EXERCISE DESCRIPTION – Look below for the line containing "Transcribe this image's", then write out that line and every line after it to the end, exactly, minus the pictures.

DATA SUPPLIED –
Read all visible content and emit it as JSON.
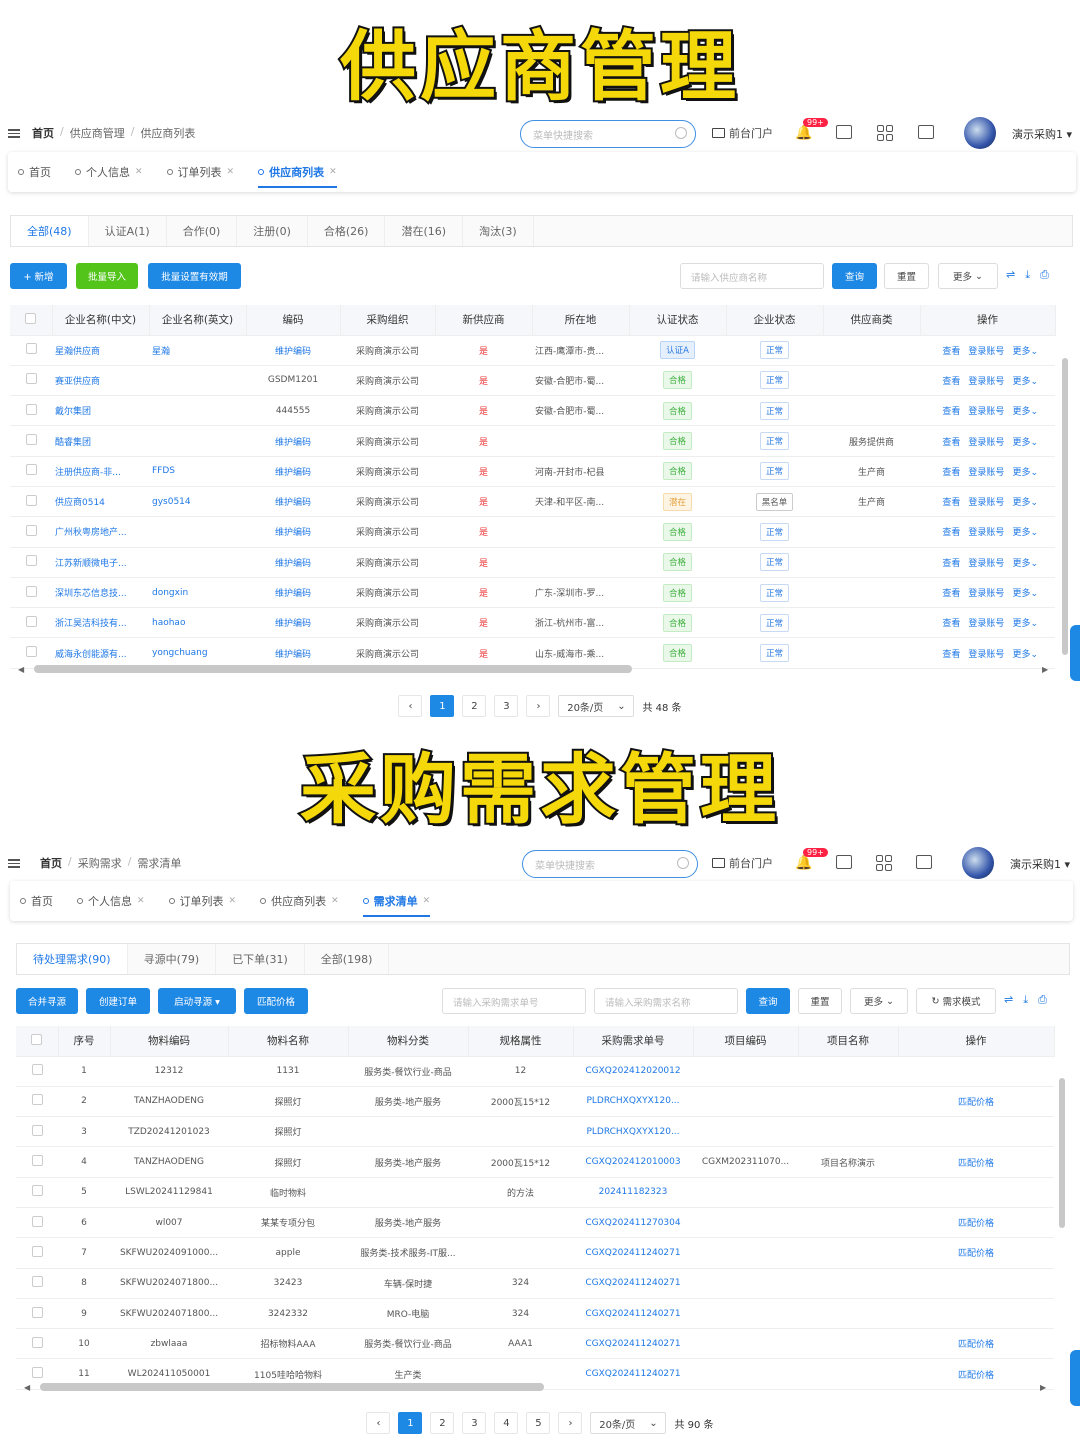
{
  "titles": {
    "top": "供应商管理",
    "bottom": "采购需求管理"
  },
  "header": {
    "search_placeholder": "菜单快捷搜索",
    "frontend_label": "前台门户",
    "notif_badge": "99+",
    "username": "演示采购1 ▾"
  },
  "supplier": {
    "breadcrumb": [
      "首页",
      "供应商管理",
      "供应商列表"
    ],
    "page_tabs": [
      "首页",
      "个人信息",
      "订单列表",
      "供应商列表"
    ],
    "status_tabs": [
      "全部(48)",
      "认证A(1)",
      "合作(0)",
      "注册(0)",
      "合格(26)",
      "潜在(16)",
      "淘汰(3)"
    ],
    "buttons": {
      "add": "+ 新增",
      "import": "批量导入",
      "validity": "批量设置有效期",
      "query": "查询",
      "reset": "重置",
      "more": "更多"
    },
    "search_placeholder": "请输入供应商名称",
    "columns": [
      "企业名称(中文)",
      "企业名称(英文)",
      "编码",
      "采购组织",
      "新供应商",
      "所在地",
      "认证状态",
      "企业状态",
      "供应商类",
      "操作"
    ],
    "ops": [
      "查看",
      "登录账号",
      "更多"
    ],
    "rows": [
      {
        "cn": "星瀚供应商",
        "en": "星瀚",
        "code": "维护编码",
        "org": "采购商演示公司",
        "isnew": "是",
        "loc": "江西-鹰潭市-贵...",
        "auth": "认证A",
        "state": "正常",
        "type": ""
      },
      {
        "cn": "赛亚供应商",
        "en": "",
        "code": "GSDM1201",
        "org": "采购商演示公司",
        "isnew": "是",
        "loc": "安徽-合肥市-蜀...",
        "auth": "合格",
        "state": "正常",
        "type": ""
      },
      {
        "cn": "戴尔集团",
        "en": "",
        "code": "444555",
        "org": "采购商演示公司",
        "isnew": "是",
        "loc": "安徽-合肥市-蜀...",
        "auth": "合格",
        "state": "正常",
        "type": ""
      },
      {
        "cn": "酷睿集团",
        "en": "",
        "code": "维护编码",
        "org": "采购商演示公司",
        "isnew": "是",
        "loc": "",
        "auth": "合格",
        "state": "正常",
        "type": "服务提供商"
      },
      {
        "cn": "注册供应商-非...",
        "en": "FFDS",
        "code": "维护编码",
        "org": "采购商演示公司",
        "isnew": "是",
        "loc": "河南-开封市-杞县",
        "auth": "合格",
        "state": "正常",
        "type": "生产商"
      },
      {
        "cn": "供应商0514",
        "en": "gys0514",
        "code": "维护编码",
        "org": "采购商演示公司",
        "isnew": "是",
        "loc": "天津-和平区-南...",
        "auth": "潜在",
        "state": "黑名单",
        "type": "生产商"
      },
      {
        "cn": "广州秋粤房地产...",
        "en": "",
        "code": "维护编码",
        "org": "采购商演示公司",
        "isnew": "是",
        "loc": "",
        "auth": "合格",
        "state": "正常",
        "type": ""
      },
      {
        "cn": "江苏新顺微电子...",
        "en": "",
        "code": "维护编码",
        "org": "采购商演示公司",
        "isnew": "是",
        "loc": "",
        "auth": "合格",
        "state": "正常",
        "type": ""
      },
      {
        "cn": "深圳东芯信息技...",
        "en": "dongxin",
        "code": "维护编码",
        "org": "采购商演示公司",
        "isnew": "是",
        "loc": "广东-深圳市-罗...",
        "auth": "合格",
        "state": "正常",
        "type": ""
      },
      {
        "cn": "浙江昊洁科技有...",
        "en": "haohao",
        "code": "维护编码",
        "org": "采购商演示公司",
        "isnew": "是",
        "loc": "浙江-杭州市-富...",
        "auth": "合格",
        "state": "正常",
        "type": ""
      },
      {
        "cn": "威海永创能源有...",
        "en": "yongchuang",
        "code": "维护编码",
        "org": "采购商演示公司",
        "isnew": "是",
        "loc": "山东-威海市-乘...",
        "auth": "合格",
        "state": "正常",
        "type": ""
      }
    ],
    "pager": {
      "pages": [
        "1",
        "2",
        "3"
      ],
      "size": "20条/页",
      "total": "共 48 条"
    }
  },
  "demand": {
    "breadcrumb": [
      "首页",
      "采购需求",
      "需求清单"
    ],
    "page_tabs": [
      "首页",
      "个人信息",
      "订单列表",
      "供应商列表",
      "需求清单"
    ],
    "status_tabs": [
      "待处理需求(90)",
      "寻源中(79)",
      "已下单(31)",
      "全部(198)"
    ],
    "buttons": {
      "merge": "合并寻源",
      "order": "创建订单",
      "source": "启动寻源 ▾",
      "match": "匹配价格",
      "query": "查询",
      "reset": "重置",
      "more": "更多",
      "mode": "需求模式"
    },
    "placeholders": {
      "no": "请输入采购需求单号",
      "name": "请输入采购需求名称"
    },
    "columns": [
      "序号",
      "物料编码",
      "物料名称",
      "物料分类",
      "规格属性",
      "采购需求单号",
      "项目编码",
      "项目名称",
      "操作"
    ],
    "rows": [
      {
        "idx": "1",
        "code": "12312",
        "name": "1131",
        "cat": "服务类-餐饮行业-商品",
        "spec": "12",
        "no": "CGXQ202412020012",
        "pcode": "",
        "pname": "",
        "op": ""
      },
      {
        "idx": "2",
        "code": "TANZHAODENG",
        "name": "探照灯",
        "cat": "服务类-地产服务",
        "spec": "2000瓦15*12",
        "no": "PLDRCHXQXYX120...",
        "pcode": "",
        "pname": "",
        "op": "匹配价格"
      },
      {
        "idx": "3",
        "code": "TZD20241201023",
        "name": "探照灯",
        "cat": "",
        "spec": "",
        "no": "PLDRCHXQXYX120...",
        "pcode": "",
        "pname": "",
        "op": ""
      },
      {
        "idx": "4",
        "code": "TANZHAODENG",
        "name": "探照灯",
        "cat": "服务类-地产服务",
        "spec": "2000瓦15*12",
        "no": "CGXQ202412010003",
        "pcode": "CGXM202311070...",
        "pname": "项目名称演示",
        "op": "匹配价格"
      },
      {
        "idx": "5",
        "code": "LSWL20241129841",
        "name": "临时物料",
        "cat": "",
        "spec": "的方法",
        "no": "202411182323",
        "pcode": "",
        "pname": "",
        "op": ""
      },
      {
        "idx": "6",
        "code": "wl007",
        "name": "某某专项分包",
        "cat": "服务类-地产服务",
        "spec": "",
        "no": "CGXQ202411270304",
        "pcode": "",
        "pname": "",
        "op": "匹配价格"
      },
      {
        "idx": "7",
        "code": "SKFWU2024091000...",
        "name": "apple",
        "cat": "服务类-技术服务-IT服...",
        "spec": "",
        "no": "CGXQ202411240271",
        "pcode": "",
        "pname": "",
        "op": "匹配价格"
      },
      {
        "idx": "8",
        "code": "SKFWU2024071800...",
        "name": "32423",
        "cat": "车辆-保时捷",
        "spec": "324",
        "no": "CGXQ202411240271",
        "pcode": "",
        "pname": "",
        "op": ""
      },
      {
        "idx": "9",
        "code": "SKFWU2024071800...",
        "name": "3242332",
        "cat": "MRO-电脑",
        "spec": "324",
        "no": "CGXQ202411240271",
        "pcode": "",
        "pname": "",
        "op": ""
      },
      {
        "idx": "10",
        "code": "zbwlaaa",
        "name": "招标物料AAA",
        "cat": "服务类-餐饮行业-商品",
        "spec": "AAA1",
        "no": "CGXQ202411240271",
        "pcode": "",
        "pname": "",
        "op": "匹配价格"
      },
      {
        "idx": "11",
        "code": "WL202411050001",
        "name": "1105哇哈哈物料",
        "cat": "生产类",
        "spec": "",
        "no": "CGXQ202411240271",
        "pcode": "",
        "pname": "",
        "op": "匹配价格"
      }
    ],
    "pager": {
      "pages": [
        "1",
        "2",
        "3",
        "4",
        "5"
      ],
      "size": "20条/页",
      "total": "共 90 条"
    }
  },
  "colors": {
    "primary": "#1e88e5",
    "green": "#52c41a",
    "title_fill": "#f5d80a"
  }
}
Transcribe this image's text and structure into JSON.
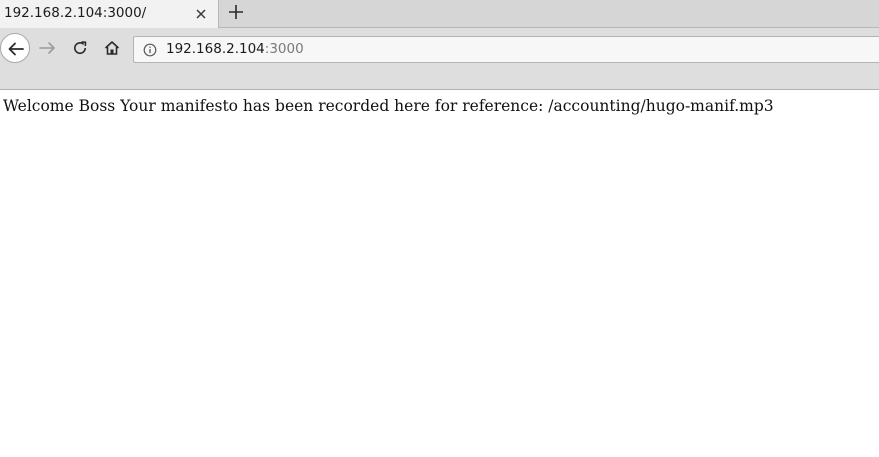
{
  "browser": {
    "tab": {
      "title": "192.168.2.104:3000/"
    },
    "address_bar": {
      "host": "192.168.2.104",
      "port": ":3000"
    }
  },
  "icons": {
    "back": "arrow-left-icon",
    "forward": "arrow-right-icon",
    "reload": "reload-icon",
    "home": "home-icon",
    "info": "info-icon",
    "close": "close-icon",
    "new_tab": "plus-icon"
  },
  "page": {
    "message": "Welcome Boss Your manifesto has been recorded here for reference: /accounting/hugo-manif.mp3"
  }
}
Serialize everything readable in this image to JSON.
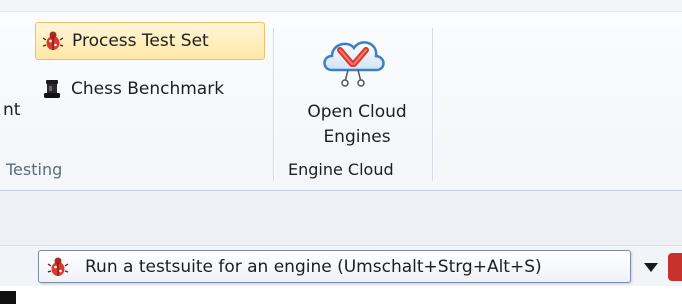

ANSWER FOR THIS EXERCISE –
Transcribe this image's text and structure into JSON.
{
  "browser": {
    "tab": {
      "title": "192.168.2.104:3000/"
    },
    "address_bar": {
      "host": "192.168.2.104",
      "port": ":3000"
    }
  },
  "icons": {
    "back": "arrow-left-icon",
    "forward": "arrow-right-icon",
    "reload": "reload-icon",
    "home": "home-icon",
    "info": "info-icon",
    "close": "close-icon",
    "new_tab": "plus-icon"
  },
  "page": {
    "message": "Welcome Boss Your manifesto has been recorded here for reference: /accounting/hugo-manif.mp3"
  }
}
Serialize everything readable in this image to JSON.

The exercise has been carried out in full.